* **DIRECTION**: Write out only the lines from the line containing "What text is on this page?" to the end of the listing below, both included, exactly as they stand. Drop the pictures.

* **RECORDS FOR THIS EXERCISE**:
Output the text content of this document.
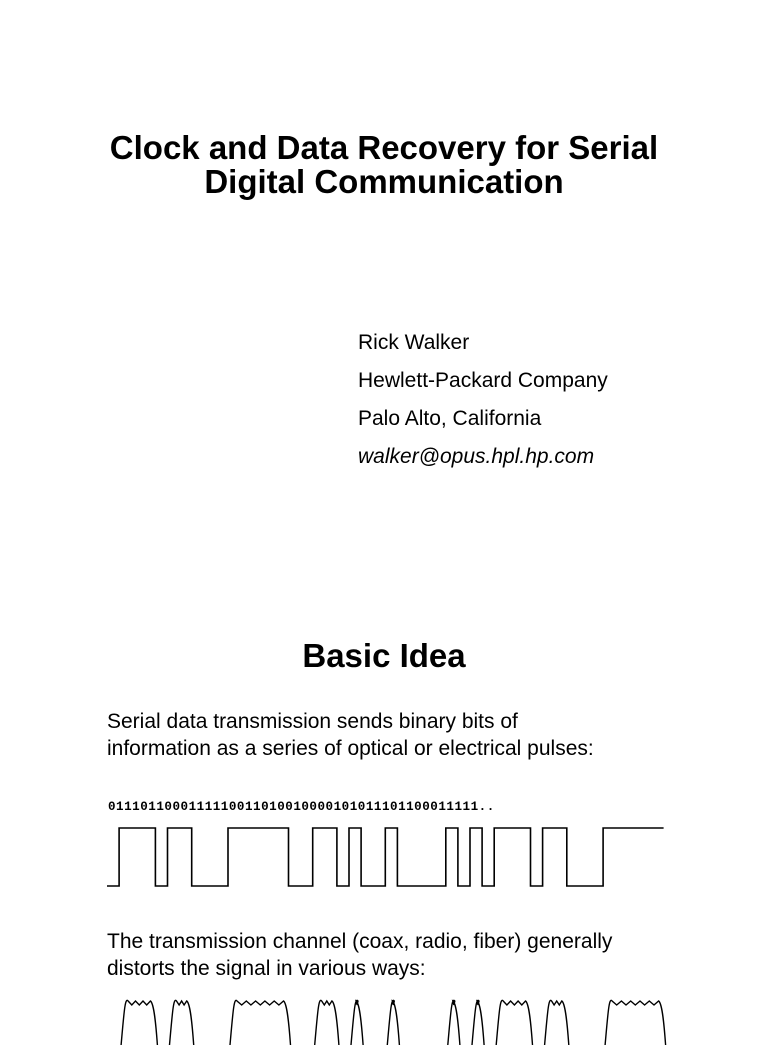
Clock and Data Recovery for Serial
Digital Communication
Rick Walker
Hewlett-Packard Company
Palo Alto, California
walker@opus.hpl.hp.com
Basic Idea
Serial data transmission sends binary bits of
information as a series of optical or electrical pulses:
0111011000111110011010010000101011101100011111..
The transmission channel (coax, radio, fiber) generally
distorts the signal in various ways:
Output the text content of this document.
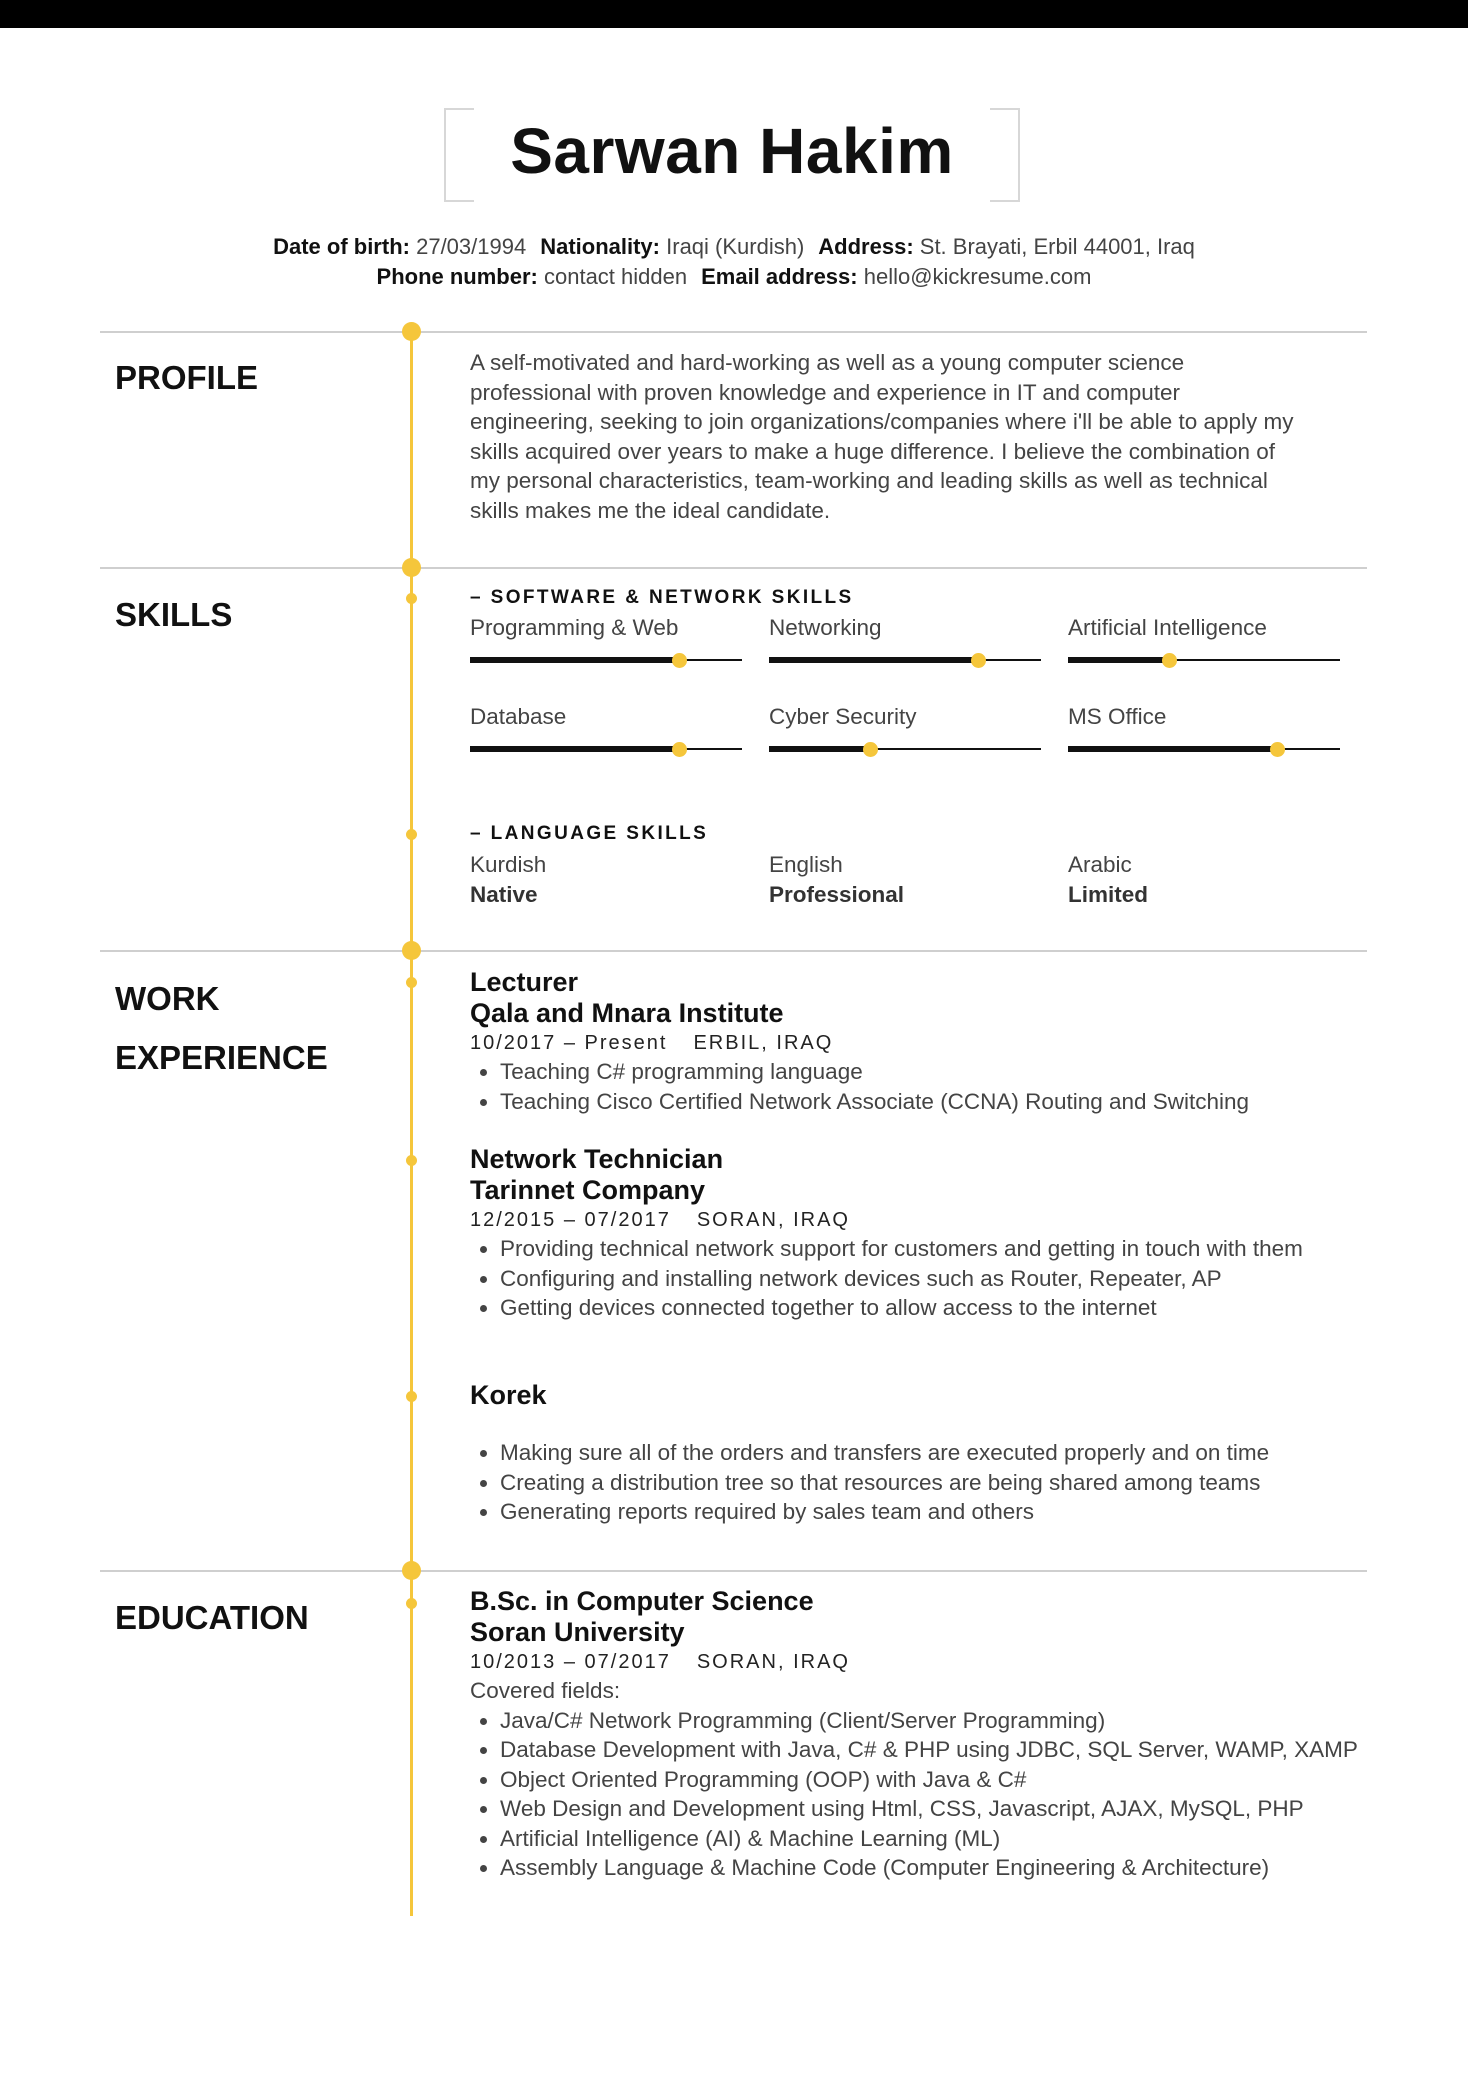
Sarwan Hakim
Date of birth: 27/03/1994 Nationality: Iraqi (Kurdish) Address: St. Brayati, Erbil 44001, Iraq
Phone number: contact hidden Email address: hello@kickresume.com
PROFILE
SKILLS
WORK
EXPERIENCE
EDUCATION
A self-motivated and hard-working as well as a young computer science
professional with proven knowledge and experience in IT and computer
engineering, seeking to join organizations/companies where i'll be able to apply my
skills acquired over years to make a huge difference. I believe the combination of
my personal characteristics, team-working and leading skills as well as technical
skills makes me the ideal candidate.
– SOFTWARE & NETWORK SKILLS
Programming & Web	Networking	Artificial Intelligence
Database	Cyber Security	MS Office
– LANGUAGE SKILLS
Kurdish
Native
English
Professional
Arabic
Limited
Lecturer
Qala and Mnara Institute
10/2017 – Present ERBIL, IRAQ
• Teaching C# programming language
• Teaching Cisco Certified Network Associate (CCNA) Routing and Switching
Network Technician
Tarinnet Company
12/2015 – 07/2017 SORAN, IRAQ
• Providing technical network support for customers and getting in touch with them
• Configuring and installing network devices such as Router, Repeater, AP
• Getting devices connected together to allow access to the internet
Korek
• Making sure all of the orders and transfers are executed properly and on time
• Creating a distribution tree so that resources are being shared among teams
• Generating reports required by sales team and others
B.Sc. in Computer Science
Soran University
10/2013 – 07/2017 SORAN, IRAQ
Covered fields:
• Java/C# Network Programming (Client/Server Programming)
• Database Development with Java, C# & PHP using JDBC, SQL Server, WAMP, XAMP
• Object Oriented Programming (OOP) with Java & C#
• Web Design and Development using Html, CSS, Javascript, AJAX, MySQL, PHP
• Artificial Intelligence (AI) & Machine Learning (ML)
• Assembly Language & Machine Code (Computer Engineering & Architecture)
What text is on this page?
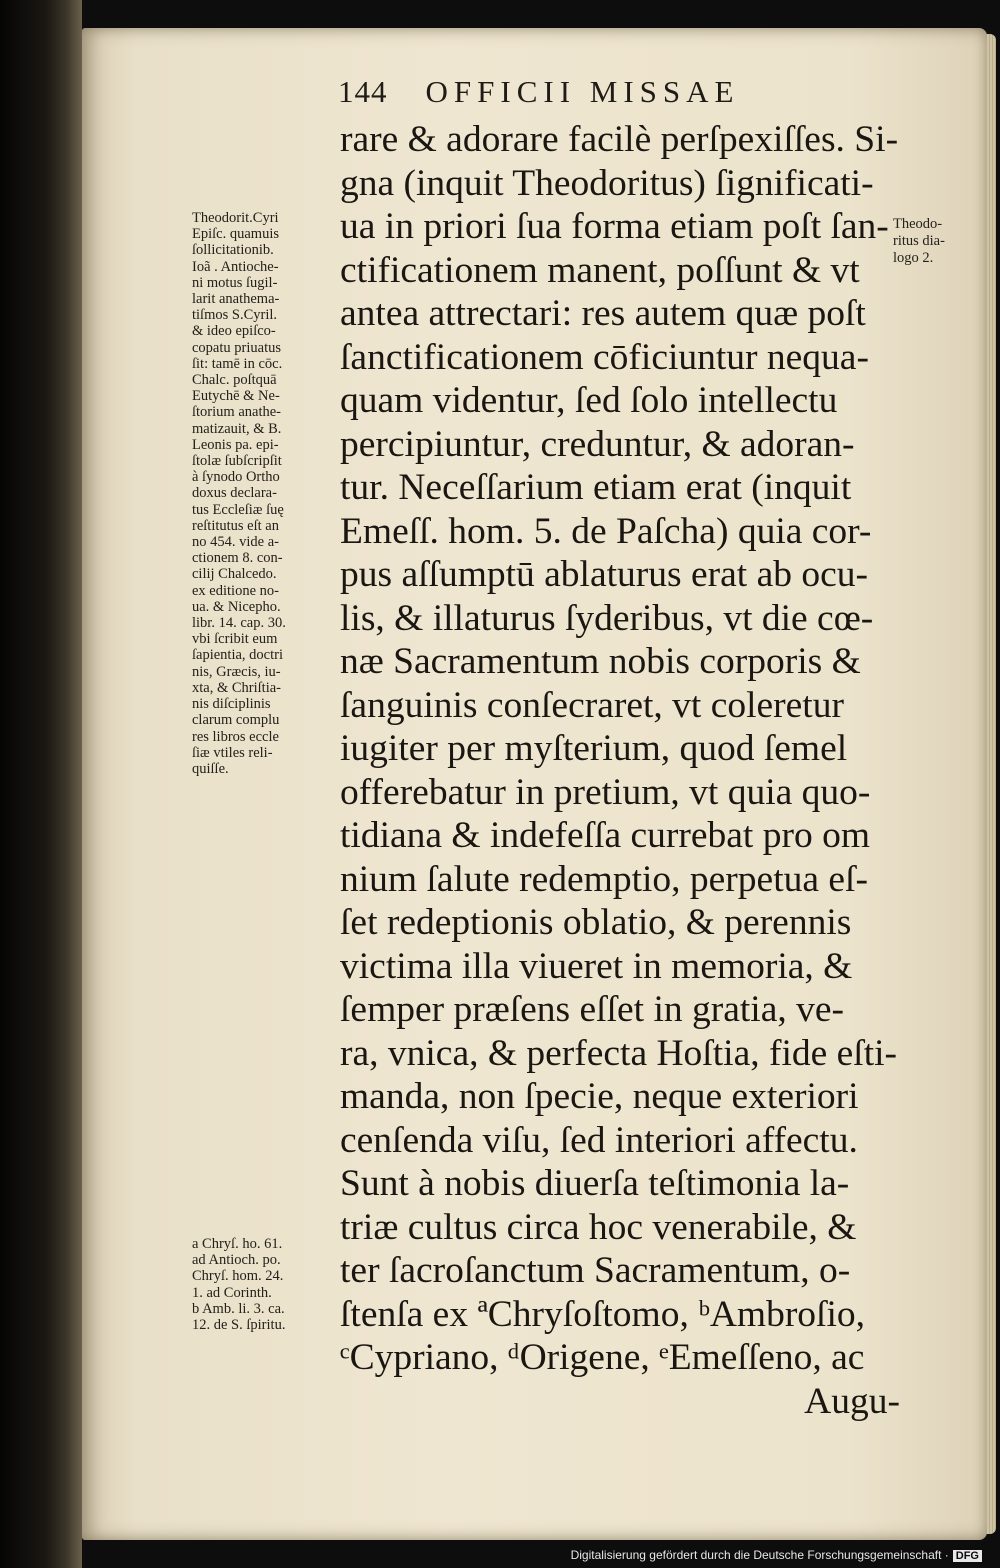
144 OFFICII MISSAE
rare & adorare facilè perſpexiſſes. Si-
gna (inquit Theodoritus) ſignificati-
ua in priori ſua forma etiam poſt ſan-
ctificationem manent, poſſunt & vt
antea attrectari: res autem quæ poſt
ſanctificationem cōficiuntur nequa-
quam videntur, ſed ſolo intellectu
percipiuntur, creduntur, & adoran-
tur. Neceſſarium etiam erat (inquit
Emeſſ. hom. 5. de Paſcha) quia cor-
pus aſſumptū ablaturus erat ab ocu-
lis, & illaturus ſyderibus, vt die cœ-
næ Sacramentum nobis corporis &
ſanguinis conſecraret, vt coleretur
iugiter per myſterium, quod ſemel
offerebatur in pretium, vt quia quo-
tidiana & indefeſſa currebat pro om
nium ſalute redemptio, perpetua eſ-
ſet redeptionis oblatio, & perennis
victima illa viueret in memoria, &
ſemper præſens eſſet in gratia, ve-
ra, vnica, & perfecta Hoſtia, fide eſti-
manda, non ſpecie, neque exteriori
cenſenda viſu, ſed interiori affectu.
Sunt à nobis diuerſa teſtimonia la-
triæ cultus circa hoc venerabile, &
ter ſacroſanctum Sacramentum, o-
ſtenſa ex ªChryſoſtomo, ᵇAmbroſio,
ᶜCypriano, ᵈOrigene, ᵉEmeſſeno, ac
Augu-
Theodorit.Cyri
Epiſc. quamuis
ſollicitationib.
Ioã . Antioche-
ni motus ſugil-
larit anathema-
tiſmos S.Cyril.
& ideo epiſco-
copatu priuatus
ſit: tamē in cōc.
Chalc. poſtquā
Eutychē & Ne-
ſtorium anathe-
matizauit, & B.
Leonis pa. epi-
ſtolæ ſubſcripſit
à ſynodo Ortho
doxus declara-
tus Eccleſiæ ſuę
reſtitutus eſt an
no 454. vide a-
ctionem 8. con-
cilij Chalcedo.
ex editione no-
ua. & Nicepho.
libr. 14. cap. 30.
vbi ſcribit eum
ſapientia, doctri
nis, Græcis, iu-
xta, & Chriſtia-
nis diſciplinis
clarum complu
res libros eccle
ſiæ vtiles reli-
quiſſe.
a Chryſ. ho. 61.
ad Antioch. po.
Chryſ. hom. 24.
1. ad Corinth.
b Amb. li. 3. ca.
12. de S. ſpiritu.
Theodo-
ritus dia-
logo 2.
Digitalisierung gefördert durch die Deutsche Forschungsgemeinschaft · DFG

* **RESPONSE TO THIS TASK**:
What text is on this page?
144 OFFICII MISSAE
rare & adorare facilè perſpexiſſes. Si-
gna (inquit Theodoritus) ſignificati-
ua in priori ſua forma etiam poſt ſan-
ctificationem manent, poſſunt & vt
antea attrectari: res autem quæ poſt
ſanctificationem cōficiuntur nequa-
quam videntur, ſed ſolo intellectu
percipiuntur, creduntur, & adoran-
tur. Neceſſarium etiam erat (inquit
Emeſſ. hom. 5. de Paſcha) quia cor-
pus aſſumptū ablaturus erat ab ocu-
lis, & illaturus ſyderibus, vt die cœ-
næ Sacramentum nobis corporis &
ſanguinis conſecraret, vt coleretur
iugiter per myſterium, quod ſemel
offerebatur in pretium, vt quia quo-
tidiana & indefeſſa currebat pro om
nium ſalute redemptio, perpetua eſ-
ſet redeptionis oblatio, & perennis
victima illa viueret in memoria, &
ſemper præſens eſſet in gratia, ve-
ra, vnica, & perfecta Hoſtia, fide eſti-
manda, non ſpecie, neque exteriori
cenſenda viſu, ſed interiori affectu.
Sunt à nobis diuerſa teſtimonia la-
triæ cultus circa hoc venerabile, &
ter ſacroſanctum Sacramentum, o-
ſtenſa ex ªChryſoſtomo, ᵇAmbroſio,
ᶜCypriano, ᵈOrigene, ᵉEmeſſeno, ac
Augu-
Theodorit.Cyri
Epiſc. quamuis
ſollicitationib.
Ioã . Antioche-
ni motus ſugil-
larit anathema-
tiſmos S.Cyril.
& ideo epiſco-
copatu priuatus
ſit: tamē in cōc.
Chalc. poſtquā
Eutychē & Ne-
ſtorium anathe-
matizauit, & B.
Leonis pa. epi-
ſtolæ ſubſcripſit
à ſynodo Ortho
doxus declara-
tus Eccleſiæ ſuę
reſtitutus eſt an
no 454. vide a-
ctionem 8. con-
cilij Chalcedo.
ex editione no-
ua. & Nicepho.
libr. 14. cap. 30.
vbi ſcribit eum
ſapientia, doctri
nis, Græcis, iu-
xta, & Chriſtia-
nis diſciplinis
clarum complu
res libros eccle
ſiæ vtiles reli-
quiſſe.
a Chryſ. ho. 61.
ad Antioch. po.
Chryſ. hom. 24.
1. ad Corinth.
b Amb. li. 3. ca.
12. de S. ſpiritu.
Theodo-
ritus dia-
logo 2.
Digitalisierung gefördert durch die Deutsche Forschungsgemeinschaft · DFG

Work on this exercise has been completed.